▶ WHAT IS BEING ASKED
Below is a listing. Gather each line of it that contains "this".

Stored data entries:

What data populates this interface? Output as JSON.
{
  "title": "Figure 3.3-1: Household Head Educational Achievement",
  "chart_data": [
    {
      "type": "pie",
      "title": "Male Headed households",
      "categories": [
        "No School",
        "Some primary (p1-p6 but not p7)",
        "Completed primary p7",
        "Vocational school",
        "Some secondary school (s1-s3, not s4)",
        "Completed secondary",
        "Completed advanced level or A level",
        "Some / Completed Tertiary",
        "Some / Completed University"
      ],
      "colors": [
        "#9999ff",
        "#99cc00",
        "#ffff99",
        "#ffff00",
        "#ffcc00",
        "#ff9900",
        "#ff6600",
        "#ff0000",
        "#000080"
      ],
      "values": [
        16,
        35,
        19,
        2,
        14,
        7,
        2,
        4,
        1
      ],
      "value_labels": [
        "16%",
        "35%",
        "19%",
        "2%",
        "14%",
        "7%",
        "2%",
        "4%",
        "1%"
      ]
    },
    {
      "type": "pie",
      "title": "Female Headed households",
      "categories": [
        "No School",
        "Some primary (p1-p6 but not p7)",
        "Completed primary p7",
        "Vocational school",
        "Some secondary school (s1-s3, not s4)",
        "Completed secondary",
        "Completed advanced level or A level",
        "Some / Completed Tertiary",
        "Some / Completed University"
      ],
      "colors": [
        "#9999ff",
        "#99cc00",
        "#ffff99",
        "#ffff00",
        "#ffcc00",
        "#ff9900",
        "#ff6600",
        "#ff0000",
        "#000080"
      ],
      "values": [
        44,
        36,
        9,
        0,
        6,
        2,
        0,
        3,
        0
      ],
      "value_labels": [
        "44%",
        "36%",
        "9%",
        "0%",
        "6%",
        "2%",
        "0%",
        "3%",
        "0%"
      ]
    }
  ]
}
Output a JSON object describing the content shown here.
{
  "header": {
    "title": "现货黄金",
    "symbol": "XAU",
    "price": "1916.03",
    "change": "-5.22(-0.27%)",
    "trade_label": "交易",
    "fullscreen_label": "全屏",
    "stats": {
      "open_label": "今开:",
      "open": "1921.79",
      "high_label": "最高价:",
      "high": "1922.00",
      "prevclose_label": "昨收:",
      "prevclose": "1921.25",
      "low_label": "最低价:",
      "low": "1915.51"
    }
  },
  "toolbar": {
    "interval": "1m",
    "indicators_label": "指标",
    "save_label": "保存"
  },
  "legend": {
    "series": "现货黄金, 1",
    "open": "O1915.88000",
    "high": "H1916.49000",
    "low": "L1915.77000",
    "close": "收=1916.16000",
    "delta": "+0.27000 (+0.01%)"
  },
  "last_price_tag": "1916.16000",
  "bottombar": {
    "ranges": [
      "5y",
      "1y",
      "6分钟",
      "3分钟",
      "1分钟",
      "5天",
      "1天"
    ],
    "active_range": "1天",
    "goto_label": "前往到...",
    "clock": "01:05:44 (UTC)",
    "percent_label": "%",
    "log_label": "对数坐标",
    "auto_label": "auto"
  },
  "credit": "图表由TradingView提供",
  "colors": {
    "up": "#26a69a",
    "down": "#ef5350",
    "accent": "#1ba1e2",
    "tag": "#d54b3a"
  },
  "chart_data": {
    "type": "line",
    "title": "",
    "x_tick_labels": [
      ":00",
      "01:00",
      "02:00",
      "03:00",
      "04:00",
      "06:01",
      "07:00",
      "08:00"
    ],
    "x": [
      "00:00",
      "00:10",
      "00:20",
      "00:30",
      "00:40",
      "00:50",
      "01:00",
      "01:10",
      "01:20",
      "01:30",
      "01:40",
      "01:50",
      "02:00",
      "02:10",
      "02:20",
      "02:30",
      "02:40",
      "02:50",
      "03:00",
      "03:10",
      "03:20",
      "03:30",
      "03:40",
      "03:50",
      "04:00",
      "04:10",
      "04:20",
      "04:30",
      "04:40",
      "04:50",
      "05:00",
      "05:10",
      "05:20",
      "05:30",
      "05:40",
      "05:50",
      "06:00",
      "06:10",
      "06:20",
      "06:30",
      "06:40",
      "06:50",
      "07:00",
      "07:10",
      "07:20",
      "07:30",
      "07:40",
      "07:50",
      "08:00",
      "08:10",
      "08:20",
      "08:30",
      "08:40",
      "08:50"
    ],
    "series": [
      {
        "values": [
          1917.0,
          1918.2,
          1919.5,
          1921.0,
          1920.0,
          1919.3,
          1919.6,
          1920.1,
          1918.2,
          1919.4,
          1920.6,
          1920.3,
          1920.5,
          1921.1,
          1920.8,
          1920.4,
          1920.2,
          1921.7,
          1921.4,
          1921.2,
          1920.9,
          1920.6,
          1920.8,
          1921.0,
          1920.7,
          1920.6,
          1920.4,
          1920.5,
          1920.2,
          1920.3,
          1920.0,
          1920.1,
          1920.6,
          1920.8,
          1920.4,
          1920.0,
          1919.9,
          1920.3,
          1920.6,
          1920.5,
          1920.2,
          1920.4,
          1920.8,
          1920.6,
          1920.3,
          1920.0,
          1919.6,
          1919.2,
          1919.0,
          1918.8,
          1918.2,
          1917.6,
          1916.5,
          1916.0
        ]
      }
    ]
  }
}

==

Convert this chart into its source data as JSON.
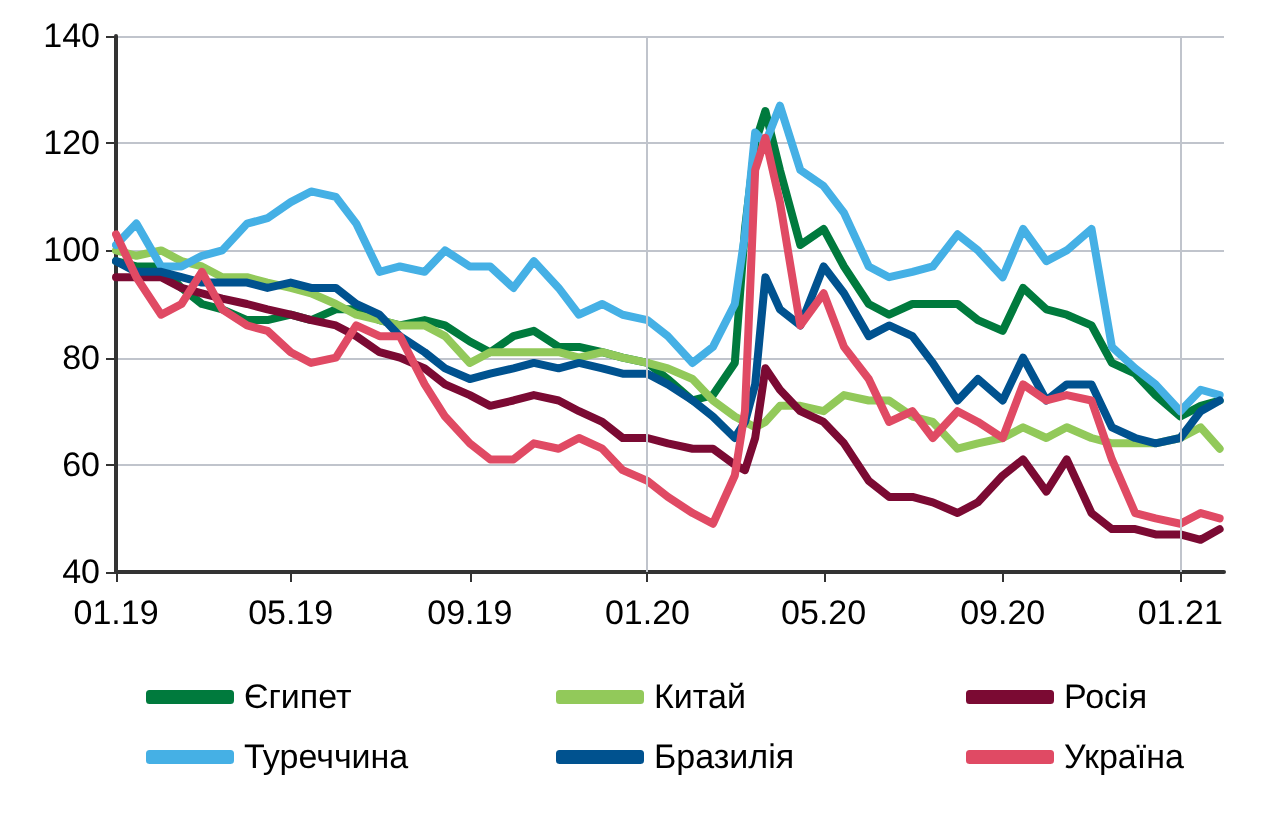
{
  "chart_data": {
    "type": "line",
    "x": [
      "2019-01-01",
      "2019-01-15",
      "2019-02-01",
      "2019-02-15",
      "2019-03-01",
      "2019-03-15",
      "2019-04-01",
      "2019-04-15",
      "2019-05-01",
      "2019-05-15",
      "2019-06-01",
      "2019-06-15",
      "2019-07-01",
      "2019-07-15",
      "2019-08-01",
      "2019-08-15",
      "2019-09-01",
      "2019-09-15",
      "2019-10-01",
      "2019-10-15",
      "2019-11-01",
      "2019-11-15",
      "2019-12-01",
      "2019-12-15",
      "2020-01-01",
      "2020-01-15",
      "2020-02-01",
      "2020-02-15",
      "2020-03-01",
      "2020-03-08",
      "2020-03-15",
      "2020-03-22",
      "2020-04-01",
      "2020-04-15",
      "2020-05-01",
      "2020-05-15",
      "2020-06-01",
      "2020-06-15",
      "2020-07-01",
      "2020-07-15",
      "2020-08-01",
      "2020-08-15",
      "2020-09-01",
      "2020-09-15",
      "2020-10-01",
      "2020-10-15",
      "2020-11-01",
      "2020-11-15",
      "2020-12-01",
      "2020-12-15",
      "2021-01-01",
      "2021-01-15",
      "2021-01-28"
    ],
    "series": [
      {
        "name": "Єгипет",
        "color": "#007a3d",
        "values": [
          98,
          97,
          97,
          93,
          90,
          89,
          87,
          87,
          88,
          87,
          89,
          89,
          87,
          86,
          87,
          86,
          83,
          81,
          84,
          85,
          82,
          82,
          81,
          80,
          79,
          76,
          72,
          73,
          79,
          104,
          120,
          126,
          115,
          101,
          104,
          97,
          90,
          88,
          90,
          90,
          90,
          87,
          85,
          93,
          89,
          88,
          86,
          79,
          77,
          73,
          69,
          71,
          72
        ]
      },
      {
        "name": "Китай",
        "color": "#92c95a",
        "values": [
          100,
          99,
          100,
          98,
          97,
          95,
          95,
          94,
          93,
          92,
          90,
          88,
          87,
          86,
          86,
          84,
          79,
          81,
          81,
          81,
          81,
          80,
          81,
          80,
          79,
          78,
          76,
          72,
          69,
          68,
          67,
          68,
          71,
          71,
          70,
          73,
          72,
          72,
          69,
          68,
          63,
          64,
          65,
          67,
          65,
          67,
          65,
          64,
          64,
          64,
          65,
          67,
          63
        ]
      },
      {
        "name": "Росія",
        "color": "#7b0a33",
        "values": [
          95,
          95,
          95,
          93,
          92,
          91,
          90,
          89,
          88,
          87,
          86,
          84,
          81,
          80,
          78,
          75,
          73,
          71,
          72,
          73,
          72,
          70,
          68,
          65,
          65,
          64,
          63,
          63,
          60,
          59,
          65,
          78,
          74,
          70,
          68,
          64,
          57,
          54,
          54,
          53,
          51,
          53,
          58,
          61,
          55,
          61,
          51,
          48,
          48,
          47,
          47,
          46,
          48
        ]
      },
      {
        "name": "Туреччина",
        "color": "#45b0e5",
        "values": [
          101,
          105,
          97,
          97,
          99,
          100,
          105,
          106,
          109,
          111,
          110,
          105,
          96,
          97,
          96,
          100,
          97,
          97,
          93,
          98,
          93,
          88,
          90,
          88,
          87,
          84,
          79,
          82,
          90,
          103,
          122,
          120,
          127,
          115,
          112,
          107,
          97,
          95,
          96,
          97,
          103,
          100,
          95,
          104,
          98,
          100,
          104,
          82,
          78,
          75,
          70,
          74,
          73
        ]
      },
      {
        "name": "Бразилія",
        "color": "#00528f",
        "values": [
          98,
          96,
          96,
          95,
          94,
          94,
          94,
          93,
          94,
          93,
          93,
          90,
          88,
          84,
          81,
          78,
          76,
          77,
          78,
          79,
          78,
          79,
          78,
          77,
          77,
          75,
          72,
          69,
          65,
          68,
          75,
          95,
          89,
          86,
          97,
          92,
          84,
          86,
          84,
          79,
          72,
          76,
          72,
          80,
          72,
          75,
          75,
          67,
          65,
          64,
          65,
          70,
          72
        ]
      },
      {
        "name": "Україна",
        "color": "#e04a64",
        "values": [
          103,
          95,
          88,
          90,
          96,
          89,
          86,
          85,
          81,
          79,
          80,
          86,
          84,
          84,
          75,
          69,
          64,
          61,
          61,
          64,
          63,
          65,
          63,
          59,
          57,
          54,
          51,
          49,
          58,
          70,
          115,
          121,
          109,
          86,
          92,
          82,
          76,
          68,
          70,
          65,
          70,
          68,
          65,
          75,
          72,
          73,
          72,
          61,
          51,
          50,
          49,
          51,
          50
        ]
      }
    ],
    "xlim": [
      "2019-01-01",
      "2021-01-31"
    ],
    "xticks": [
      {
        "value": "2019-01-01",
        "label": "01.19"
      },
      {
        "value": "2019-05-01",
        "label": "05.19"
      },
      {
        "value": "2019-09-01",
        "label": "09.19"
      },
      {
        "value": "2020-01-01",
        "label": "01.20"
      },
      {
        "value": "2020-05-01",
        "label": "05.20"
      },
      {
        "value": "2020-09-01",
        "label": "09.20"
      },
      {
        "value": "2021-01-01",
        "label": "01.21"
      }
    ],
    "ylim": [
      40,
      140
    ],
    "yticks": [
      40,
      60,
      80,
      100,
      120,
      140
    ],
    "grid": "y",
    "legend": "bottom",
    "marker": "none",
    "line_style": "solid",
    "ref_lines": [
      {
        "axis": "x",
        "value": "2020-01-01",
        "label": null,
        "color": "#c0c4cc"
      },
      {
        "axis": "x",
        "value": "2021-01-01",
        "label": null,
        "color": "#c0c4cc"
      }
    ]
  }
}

▶ THE RESULT
What data populates this interface? Output as JSON.
Convert this chart into its source data as JSON.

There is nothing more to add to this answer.